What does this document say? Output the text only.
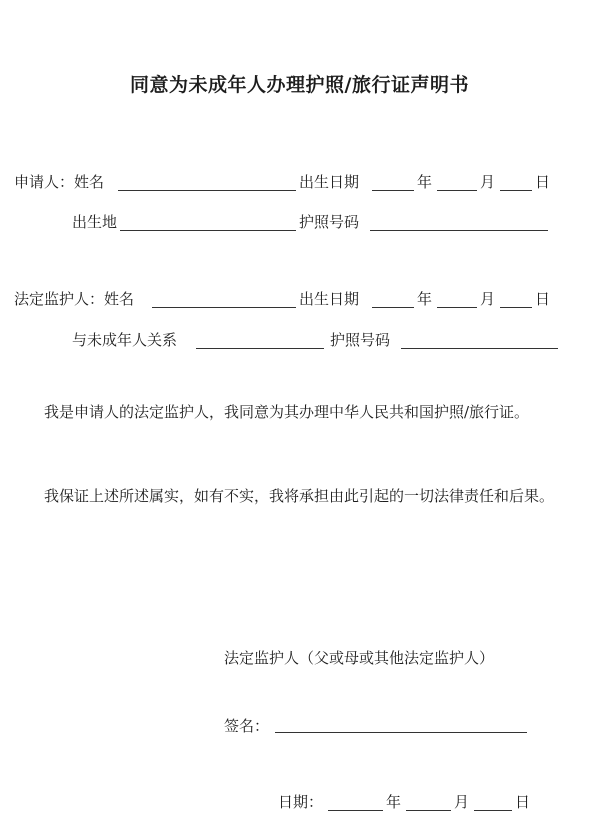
同意为未成年人办理护照/旅行证声明书
申请人：姓名	出生日期	年	月	日
出生地	护照号码
法定监护人：姓名	出生日期	年	月	日
与未成年人关系	护照号码
我是申请人的法定监护人，我同意为其办理中华人民共和国护照/旅行证。
我保证上述所述属实，如有不实，我将承担由此引起的一切法律责任和后果。
法定监护人（父或母或其他法定监护人）
签名：
日期：	年	月	日
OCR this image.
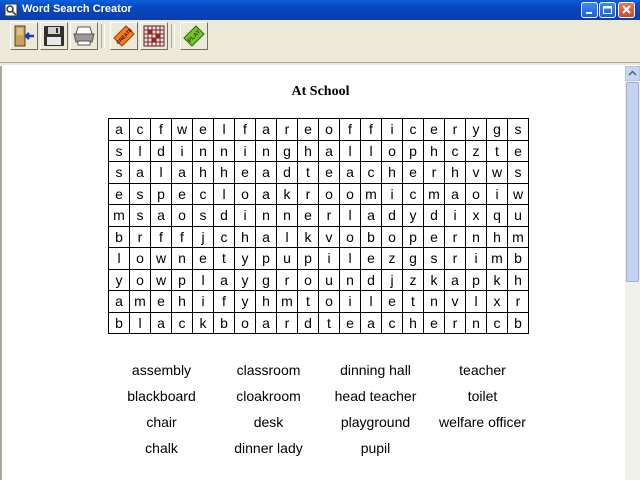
Word Search Creator
CREATE	PLAY
At School
a	c	f	w	e	l	f	a	r	e	o	f	f	i	c	e	r	y	g	s
s	l	d	i	n	n	i	n	g	h	a	l	l	o	p	h	c	z	t	e
s	a	l	a	h	h	e	a	d	t	e	a	c	h	e	r	h	v	w	s
e	s	p	e	c	l	o	a	k	r	o	o	m	i	c	m	a	o	i	w
m	s	a	o	s	d	i	n	n	e	r	l	a	d	y	d	i	x	q	u
b	r	f	f	j	c	h	a	l	k	v	o	b	o	p	e	r	n	h	m
l	o	w	n	e	t	y	p	u	p	i	l	e	z	g	s	r	i	m	b
y	o	w	p	l	a	y	g	r	o	u	n	d	j	z	k	a	p	k	h
a	m	e	h	i	f	y	h	m	t	o	i	l	e	t	n	v	l	x	r
b	l	a	c	k	b	o	a	r	d	t	e	a	c	h	e	r	n	c	b
assembly	classroom	dinning hall	teacher
blackboard	cloakroom	head teacher	toilet
chair	desk	playground	welfare officer
chalk	dinner lady	pupil
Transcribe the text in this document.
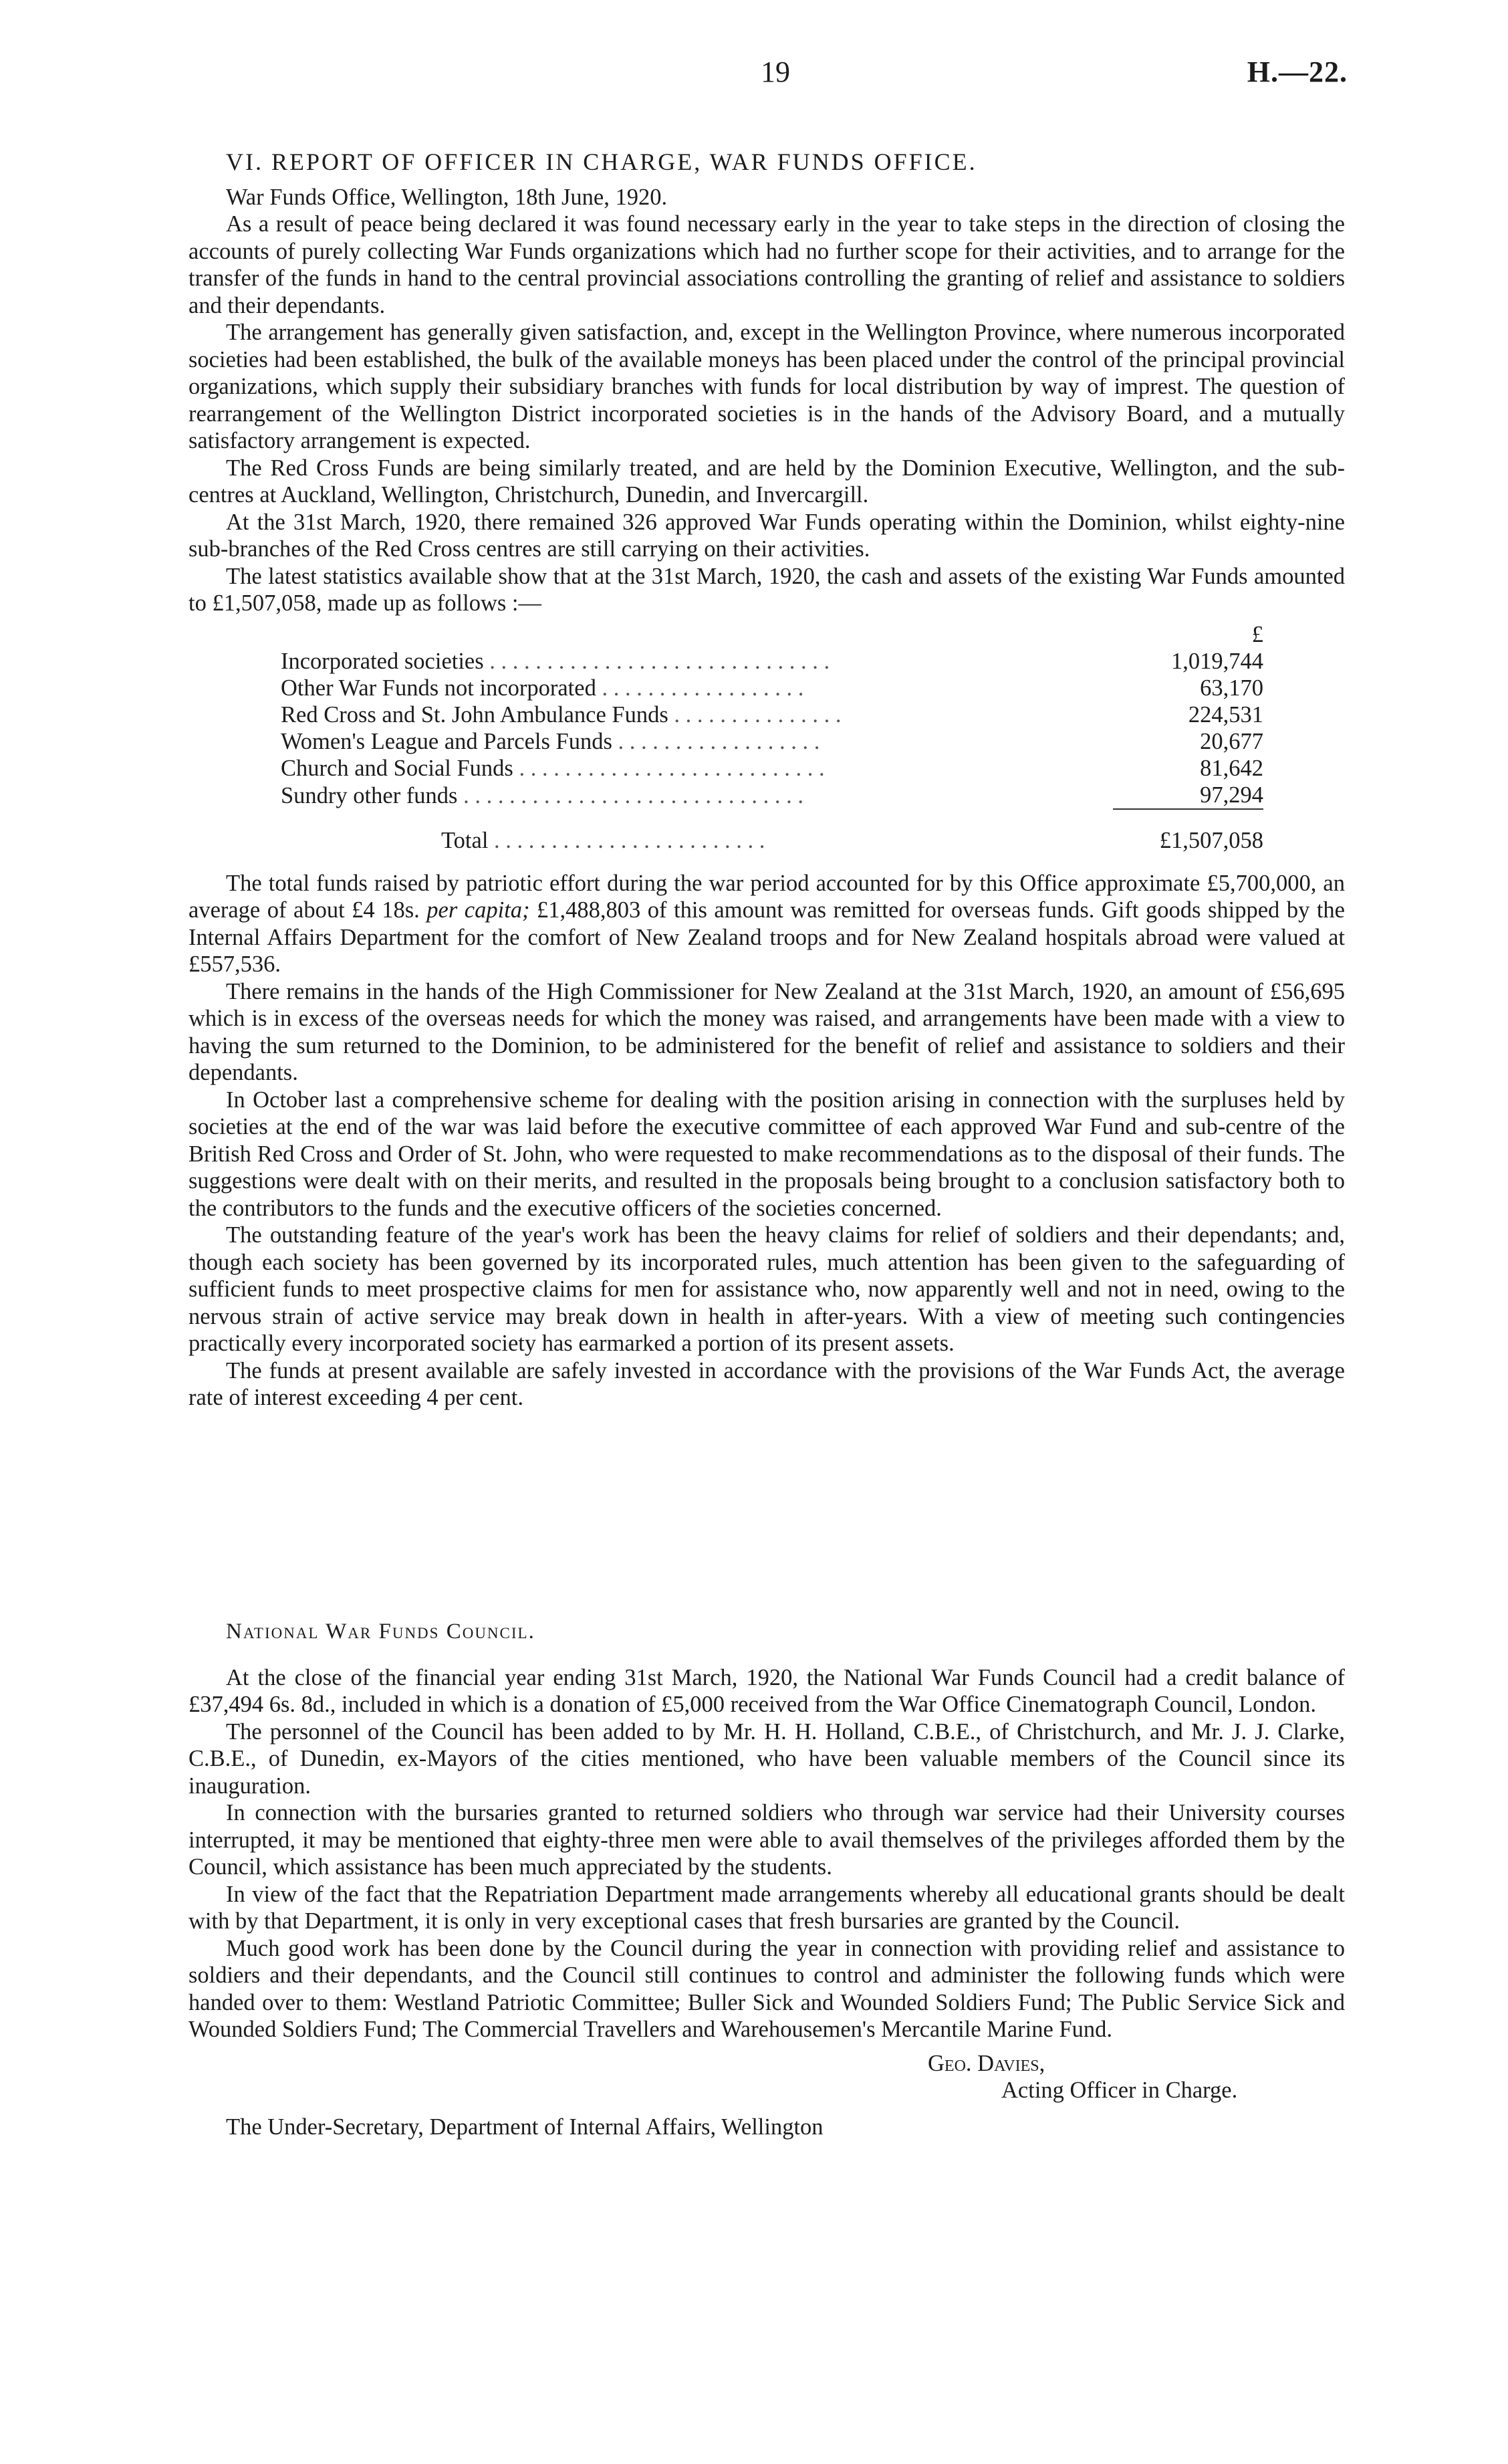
19	H.—22.

VI. REPORT OF OFFICER IN CHARGE, WAR FUNDS OFFICE.

War Funds Office, Wellington, 18th June, 1920.

As a result of peace being declared it was found necessary early in the year to take steps in the direction of closing the accounts of purely collecting War Funds organizations which had no further scope for their activities, and to arrange for the transfer of the funds in hand to the central provincial associations controlling the granting of relief and assistance to soldiers and their dependants.

The arrangement has generally given satisfaction, and, except in the Wellington Province, where numerous incorporated societies had been established, the bulk of the available moneys has been placed under the control of the principal provincial organizations, which supply their subsidiary branches with funds for local distribution by way of imprest. The question of rearrangement of the Wellington District incorporated societies is in the hands of the Advisory Board, and a mutually satisfactory arrangement is expected.

The Red Cross Funds are being similarly treated, and are held by the Dominion Executive, Wellington, and the sub-centres at Auckland, Wellington, Christchurch, Dunedin, and Invercargill.

At the 31st March, 1920, there remained 326 approved War Funds operating within the Dominion, whilst eighty-nine sub-branches of the Red Cross centres are still carrying on their activities.

The latest statistics available show that at the 31st March, 1920, the cash and assets of the existing War Funds amounted to £1,507,058, made up as follows :—

	£
Incorporated societies . . . . . . . . . . . . . . . . . . . . . . . . . . . . . .	1,019,744
Other War Funds not incorporated . . . . . . . . . . . . . . . . . .	63,170
Red Cross and St. John Ambulance Funds . . . . . . . . . . . . . . .	224,531
Women's League and Parcels Funds . . . . . . . . . . . . . . . . . .	20,677
Church and Social Funds . . . . . . . . . . . . . . . . . . . . . . . . . . .	81,642
Sundry other funds . . . . . . . . . . . . . . . . . . . . . . . . . . . . . .	97,294
Total . . . . . . . . . . . . . . . . . . . . . . . .	£1,507,058

The total funds raised by patriotic effort during the war period accounted for by this Office approximate £5,700,000, an average of about £4 18s. per capita; £1,488,803 of this amount was remitted for overseas funds. Gift goods shipped by the Internal Affairs Department for the comfort of New Zealand troops and for New Zealand hospitals abroad were valued at £557,536.

There remains in the hands of the High Commissioner for New Zealand at the 31st March, 1920, an amount of £56,695 which is in excess of the overseas needs for which the money was raised, and arrangements have been made with a view to having the sum returned to the Dominion, to be administered for the benefit of relief and assistance to soldiers and their dependants.

In October last a comprehensive scheme for dealing with the position arising in connection with the surpluses held by societies at the end of the war was laid before the executive committee of each approved War Fund and sub-centre of the British Red Cross and Order of St. John, who were requested to make recommendations as to the disposal of their funds. The suggestions were dealt with on their merits, and resulted in the proposals being brought to a conclusion satisfactory both to the contributors to the funds and the executive officers of the societies concerned.

The outstanding feature of the year's work has been the heavy claims for relief of soldiers and their dependants; and, though each society has been governed by its incorporated rules, much attention has been given to the safeguarding of sufficient funds to meet prospective claims for men for assistance who, now apparently well and not in need, owing to the nervous strain of active service may break down in health in after-years. With a view of meeting such contingencies practically every incorporated society has earmarked a portion of its present assets.

The funds at present available are safely invested in accordance with the provisions of the War Funds Act, the average rate of interest exceeding 4 per cent.

National War Funds Council.

At the close of the financial year ending 31st March, 1920, the National War Funds Council had a credit balance of £37,494 6s. 8d., included in which is a donation of £5,000 received from the War Office Cinematograph Council, London.

The personnel of the Council has been added to by Mr. H. H. Holland, C.B.E., of Christchurch, and Mr. J. J. Clarke, C.B.E., of Dunedin, ex-Mayors of the cities mentioned, who have been valuable members of the Council since its inauguration.

In connection with the bursaries granted to returned soldiers who through war service had their University courses interrupted, it may be mentioned that eighty-three men were able to avail themselves of the privileges afforded them by the Council, which assistance has been much appreciated by the students.

In view of the fact that the Repatriation Department made arrangements whereby all educational grants should be dealt with by that Department, it is only in very exceptional cases that fresh bursaries are granted by the Council.

Much good work has been done by the Council during the year in connection with providing relief and assistance to soldiers and their dependants, and the Council still continues to control and administer the following funds which were handed over to them: Westland Patriotic Committee; Buller Sick and Wounded Soldiers Fund; The Public Service Sick and Wounded Soldiers Fund; The Commercial Travellers and Warehousemen's Mercantile Marine Fund.

Geo. Davies,

Acting Officer in Charge.

The Under-Secretary, Department of Internal Affairs, Wellington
+++
**Set problem:** Search the listing for the string "Dunedin". Copy each line where it turns up.

**Exercise result:**
The Red Cross Funds are being similarly treated, and are held by the Dominion Executive, Wellington, and the sub-centres at Auckland, Wellington, Christchurch, Dunedin, and Invercargill.
The personnel of the Council has been added to by Mr. H. H. Holland, C.B.E., of Christchurch, and Mr. J. J. Clarke, C.B.E., of Dunedin, ex-Mayors of the cities mentioned, who have been valuable members of the Council since its inauguration.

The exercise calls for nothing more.